Problem statement: Write out the whole listing, matching it exactly.

::::::

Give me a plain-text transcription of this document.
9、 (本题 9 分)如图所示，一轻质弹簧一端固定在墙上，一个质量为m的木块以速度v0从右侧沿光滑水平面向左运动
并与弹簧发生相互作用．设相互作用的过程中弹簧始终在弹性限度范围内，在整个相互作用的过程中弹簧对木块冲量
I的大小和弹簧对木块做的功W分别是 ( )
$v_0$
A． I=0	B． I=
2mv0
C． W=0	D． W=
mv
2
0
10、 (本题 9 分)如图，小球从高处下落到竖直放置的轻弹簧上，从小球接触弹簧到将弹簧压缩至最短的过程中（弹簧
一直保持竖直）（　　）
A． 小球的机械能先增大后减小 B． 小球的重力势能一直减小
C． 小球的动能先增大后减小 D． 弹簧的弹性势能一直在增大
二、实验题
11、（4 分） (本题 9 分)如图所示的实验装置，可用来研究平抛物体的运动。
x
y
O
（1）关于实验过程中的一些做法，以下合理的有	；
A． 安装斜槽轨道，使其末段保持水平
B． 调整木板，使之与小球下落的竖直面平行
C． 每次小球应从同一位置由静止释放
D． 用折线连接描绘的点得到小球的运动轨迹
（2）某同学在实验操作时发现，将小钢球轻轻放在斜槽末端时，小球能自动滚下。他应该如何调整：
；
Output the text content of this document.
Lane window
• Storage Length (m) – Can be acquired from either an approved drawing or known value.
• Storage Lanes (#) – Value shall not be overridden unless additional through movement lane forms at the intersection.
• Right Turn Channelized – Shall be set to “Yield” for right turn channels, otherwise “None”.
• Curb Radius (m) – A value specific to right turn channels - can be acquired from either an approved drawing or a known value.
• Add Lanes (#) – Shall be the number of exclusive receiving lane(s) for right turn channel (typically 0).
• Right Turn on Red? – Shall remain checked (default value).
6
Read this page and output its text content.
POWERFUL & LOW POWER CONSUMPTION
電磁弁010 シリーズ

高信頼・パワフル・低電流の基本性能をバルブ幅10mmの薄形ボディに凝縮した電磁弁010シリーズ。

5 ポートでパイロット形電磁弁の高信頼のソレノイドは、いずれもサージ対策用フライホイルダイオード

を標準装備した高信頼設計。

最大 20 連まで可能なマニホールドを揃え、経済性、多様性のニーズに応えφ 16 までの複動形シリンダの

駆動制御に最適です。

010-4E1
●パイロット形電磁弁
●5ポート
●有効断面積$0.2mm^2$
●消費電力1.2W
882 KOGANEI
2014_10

::::::

Reply:
Give me a plain-text transcription of this document.
9、 (本题 9 分)如图所示，一轻质弹簧一端固定在墙上，一个质量为m的木块以速度v0从右侧沿光滑水平面向左运动
并与弹簧发生相互作用．设相互作用的过程中弹簧始终在弹性限度范围内，在整个相互作用的过程中弹簧对木块冲量
I的大小和弹簧对木块做的功W分别是 ( )
$v_0$
A． I=0	B． I=
2mv0
C． W=0	D． W=
mv
2
0
10、 (本题 9 分)如图，小球从高处下落到竖直放置的轻弹簧上，从小球接触弹簧到将弹簧压缩至最短的过程中（弹簧
一直保持竖直）（　　）
A． 小球的机械能先增大后减小 B． 小球的重力势能一直减小
C． 小球的动能先增大后减小 D． 弹簧的弹性势能一直在增大
二、实验题
11、（4 分） (本题 9 分)如图所示的实验装置，可用来研究平抛物体的运动。
x
y
O
（1）关于实验过程中的一些做法，以下合理的有	；
A． 安装斜槽轨道，使其末段保持水平
B． 调整木板，使之与小球下落的竖直面平行
C． 每次小球应从同一位置由静止释放
D． 用折线连接描绘的点得到小球的运动轨迹
（2）某同学在实验操作时发现，将小钢球轻轻放在斜槽末端时，小球能自动滚下。他应该如何调整：
；
Output the text content of this document.
Lane window
• Storage Length (m) – Can be acquired from either an approved drawing or known value.
• Storage Lanes (#) – Value shall not be overridden unless additional through movement lane forms at the intersection.
• Right Turn Channelized – Shall be set to “Yield” for right turn channels, otherwise “None”.
• Curb Radius (m) – A value specific to right turn channels - can be acquired from either an approved drawing or a known value.
• Add Lanes (#) – Shall be the number of exclusive receiving lane(s) for right turn channel (typically 0).
• Right Turn on Red? – Shall remain checked (default value).
6
Read this page and output its text content.
POWERFUL & LOW POWER CONSUMPTION
電磁弁010 シリーズ

高信頼・パワフル・低電流の基本性能をバルブ幅10mmの薄形ボディに凝縮した電磁弁010シリーズ。

5 ポートでパイロット形電磁弁の高信頼のソレノイドは、いずれもサージ対策用フライホイルダイオード

を標準装備した高信頼設計。

最大 20 連まで可能なマニホールドを揃え、経済性、多様性のニーズに応えφ 16 までの複動形シリンダの

駆動制御に最適です。

010-4E1
●パイロット形電磁弁
●5ポート
●有効断面積$0.2mm^2$
●消費電力1.2W
882 KOGANEI
2014_10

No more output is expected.